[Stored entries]
◇ ◇ ◇

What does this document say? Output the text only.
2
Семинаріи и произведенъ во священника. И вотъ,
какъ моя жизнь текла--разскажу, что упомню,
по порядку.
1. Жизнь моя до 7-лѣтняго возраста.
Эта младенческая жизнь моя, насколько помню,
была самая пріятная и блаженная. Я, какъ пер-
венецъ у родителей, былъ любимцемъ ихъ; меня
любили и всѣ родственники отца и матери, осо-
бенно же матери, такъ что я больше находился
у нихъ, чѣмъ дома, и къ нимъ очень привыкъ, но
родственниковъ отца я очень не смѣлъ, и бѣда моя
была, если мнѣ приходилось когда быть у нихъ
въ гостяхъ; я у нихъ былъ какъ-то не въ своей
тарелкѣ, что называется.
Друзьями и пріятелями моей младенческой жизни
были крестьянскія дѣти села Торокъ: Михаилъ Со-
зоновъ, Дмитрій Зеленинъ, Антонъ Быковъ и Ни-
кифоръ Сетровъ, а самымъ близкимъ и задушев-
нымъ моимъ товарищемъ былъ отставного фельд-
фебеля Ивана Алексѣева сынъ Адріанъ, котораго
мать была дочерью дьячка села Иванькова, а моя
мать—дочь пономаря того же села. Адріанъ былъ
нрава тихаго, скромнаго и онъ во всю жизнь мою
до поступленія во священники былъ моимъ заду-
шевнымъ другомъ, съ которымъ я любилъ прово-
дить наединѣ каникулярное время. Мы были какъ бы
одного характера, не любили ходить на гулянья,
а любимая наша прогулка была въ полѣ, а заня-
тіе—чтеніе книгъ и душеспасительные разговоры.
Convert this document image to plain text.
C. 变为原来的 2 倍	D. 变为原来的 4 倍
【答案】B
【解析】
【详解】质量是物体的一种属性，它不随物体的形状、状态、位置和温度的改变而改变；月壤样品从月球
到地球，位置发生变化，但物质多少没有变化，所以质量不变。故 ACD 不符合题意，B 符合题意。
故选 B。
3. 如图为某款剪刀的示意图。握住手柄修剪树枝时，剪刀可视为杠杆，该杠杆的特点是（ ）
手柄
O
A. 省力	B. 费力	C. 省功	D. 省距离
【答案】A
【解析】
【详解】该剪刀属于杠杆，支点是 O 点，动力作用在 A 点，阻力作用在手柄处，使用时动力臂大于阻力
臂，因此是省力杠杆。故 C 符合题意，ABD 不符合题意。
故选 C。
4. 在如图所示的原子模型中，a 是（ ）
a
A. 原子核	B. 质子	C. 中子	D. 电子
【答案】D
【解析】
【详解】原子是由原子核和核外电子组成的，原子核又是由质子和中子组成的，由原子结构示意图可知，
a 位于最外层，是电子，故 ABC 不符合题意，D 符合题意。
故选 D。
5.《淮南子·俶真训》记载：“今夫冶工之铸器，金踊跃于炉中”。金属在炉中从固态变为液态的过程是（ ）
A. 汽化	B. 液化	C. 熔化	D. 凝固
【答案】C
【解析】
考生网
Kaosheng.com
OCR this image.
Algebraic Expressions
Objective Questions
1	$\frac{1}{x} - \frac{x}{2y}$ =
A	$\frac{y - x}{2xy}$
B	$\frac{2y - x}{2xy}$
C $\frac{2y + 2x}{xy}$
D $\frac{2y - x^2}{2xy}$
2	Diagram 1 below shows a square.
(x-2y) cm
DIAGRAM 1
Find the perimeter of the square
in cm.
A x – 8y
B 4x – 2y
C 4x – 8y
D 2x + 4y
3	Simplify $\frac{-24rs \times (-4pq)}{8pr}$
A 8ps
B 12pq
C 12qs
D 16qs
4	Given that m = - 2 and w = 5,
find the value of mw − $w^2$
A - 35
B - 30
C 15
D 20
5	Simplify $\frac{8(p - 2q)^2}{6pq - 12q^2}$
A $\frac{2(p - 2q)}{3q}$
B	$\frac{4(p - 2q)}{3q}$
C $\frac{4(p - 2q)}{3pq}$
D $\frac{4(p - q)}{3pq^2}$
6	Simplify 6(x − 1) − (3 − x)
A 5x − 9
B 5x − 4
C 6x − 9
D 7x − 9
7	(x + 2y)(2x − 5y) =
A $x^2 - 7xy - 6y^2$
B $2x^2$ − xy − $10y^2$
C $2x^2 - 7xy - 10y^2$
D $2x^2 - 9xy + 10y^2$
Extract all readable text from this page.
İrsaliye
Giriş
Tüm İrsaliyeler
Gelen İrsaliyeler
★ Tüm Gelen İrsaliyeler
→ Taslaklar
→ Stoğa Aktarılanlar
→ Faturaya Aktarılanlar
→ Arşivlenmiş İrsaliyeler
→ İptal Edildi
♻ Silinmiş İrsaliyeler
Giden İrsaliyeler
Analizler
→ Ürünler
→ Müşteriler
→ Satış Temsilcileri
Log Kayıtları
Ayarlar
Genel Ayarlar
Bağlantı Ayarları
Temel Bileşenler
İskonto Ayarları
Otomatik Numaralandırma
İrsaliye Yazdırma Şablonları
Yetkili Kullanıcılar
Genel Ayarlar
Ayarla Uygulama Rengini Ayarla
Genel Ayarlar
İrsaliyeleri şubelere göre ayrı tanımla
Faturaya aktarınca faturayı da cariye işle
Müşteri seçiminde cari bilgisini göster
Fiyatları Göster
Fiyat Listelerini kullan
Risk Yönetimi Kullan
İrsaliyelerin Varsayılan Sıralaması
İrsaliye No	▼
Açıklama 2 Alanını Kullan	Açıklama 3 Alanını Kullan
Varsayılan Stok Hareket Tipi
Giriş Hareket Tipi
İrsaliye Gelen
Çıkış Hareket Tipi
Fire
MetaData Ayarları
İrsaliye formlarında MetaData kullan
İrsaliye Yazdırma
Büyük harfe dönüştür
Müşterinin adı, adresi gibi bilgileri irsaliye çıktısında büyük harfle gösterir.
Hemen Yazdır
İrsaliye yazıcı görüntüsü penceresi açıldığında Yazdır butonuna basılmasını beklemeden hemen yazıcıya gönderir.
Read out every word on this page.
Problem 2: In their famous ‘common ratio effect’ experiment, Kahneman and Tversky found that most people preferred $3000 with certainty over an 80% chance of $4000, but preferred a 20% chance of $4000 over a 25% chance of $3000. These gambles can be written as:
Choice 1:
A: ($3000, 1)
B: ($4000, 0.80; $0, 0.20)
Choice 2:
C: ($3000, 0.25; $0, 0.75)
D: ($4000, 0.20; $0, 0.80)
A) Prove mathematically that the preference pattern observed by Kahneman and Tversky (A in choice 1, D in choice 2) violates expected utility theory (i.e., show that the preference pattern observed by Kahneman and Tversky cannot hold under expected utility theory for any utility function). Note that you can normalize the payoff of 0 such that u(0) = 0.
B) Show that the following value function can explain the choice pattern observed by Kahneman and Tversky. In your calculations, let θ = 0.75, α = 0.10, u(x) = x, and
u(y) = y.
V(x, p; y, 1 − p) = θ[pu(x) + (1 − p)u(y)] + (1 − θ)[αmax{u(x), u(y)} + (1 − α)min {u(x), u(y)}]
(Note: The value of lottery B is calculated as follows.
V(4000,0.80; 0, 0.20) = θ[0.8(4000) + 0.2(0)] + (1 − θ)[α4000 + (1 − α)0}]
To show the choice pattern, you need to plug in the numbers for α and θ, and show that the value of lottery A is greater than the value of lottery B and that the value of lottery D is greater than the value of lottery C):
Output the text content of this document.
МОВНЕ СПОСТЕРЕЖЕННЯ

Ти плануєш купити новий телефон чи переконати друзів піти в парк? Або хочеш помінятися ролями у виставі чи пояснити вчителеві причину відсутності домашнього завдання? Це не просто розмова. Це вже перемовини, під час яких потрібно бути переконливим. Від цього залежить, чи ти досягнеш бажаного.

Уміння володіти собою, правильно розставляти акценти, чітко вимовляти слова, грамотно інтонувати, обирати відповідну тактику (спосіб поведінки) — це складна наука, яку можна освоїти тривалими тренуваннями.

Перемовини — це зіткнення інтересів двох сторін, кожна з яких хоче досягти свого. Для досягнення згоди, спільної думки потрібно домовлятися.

◇ ◇ ◇

What to work on
Your output consists solely of the lines from the one with "Output the text content of this document." through the last line, copied exactly.

Reply to the exercise
Output the text content of this document.
МОВНЕ СПОСТЕРЕЖЕННЯ

Ти плануєш купити новий телефон чи переконати друзів піти в парк? Або хочеш помінятися ролями у виставі чи пояснити вчителеві причину відсутності домашнього завдання? Це не просто розмова. Це вже перемовини, під час яких потрібно бути переконливим. Від цього залежить, чи ти досягнеш бажаного.

Уміння володіти собою, правильно розставляти акценти, чітко вимовляти слова, грамотно інтонувати, обирати відповідну тактику (спосіб поведінки) — це складна наука, яку можна освоїти тривалими тренуваннями.

Перемовини — це зіткнення інтересів двох сторін, кожна з яких хоче досягти свого. Для досягнення згоди, спільної думки потрібно домовлятися.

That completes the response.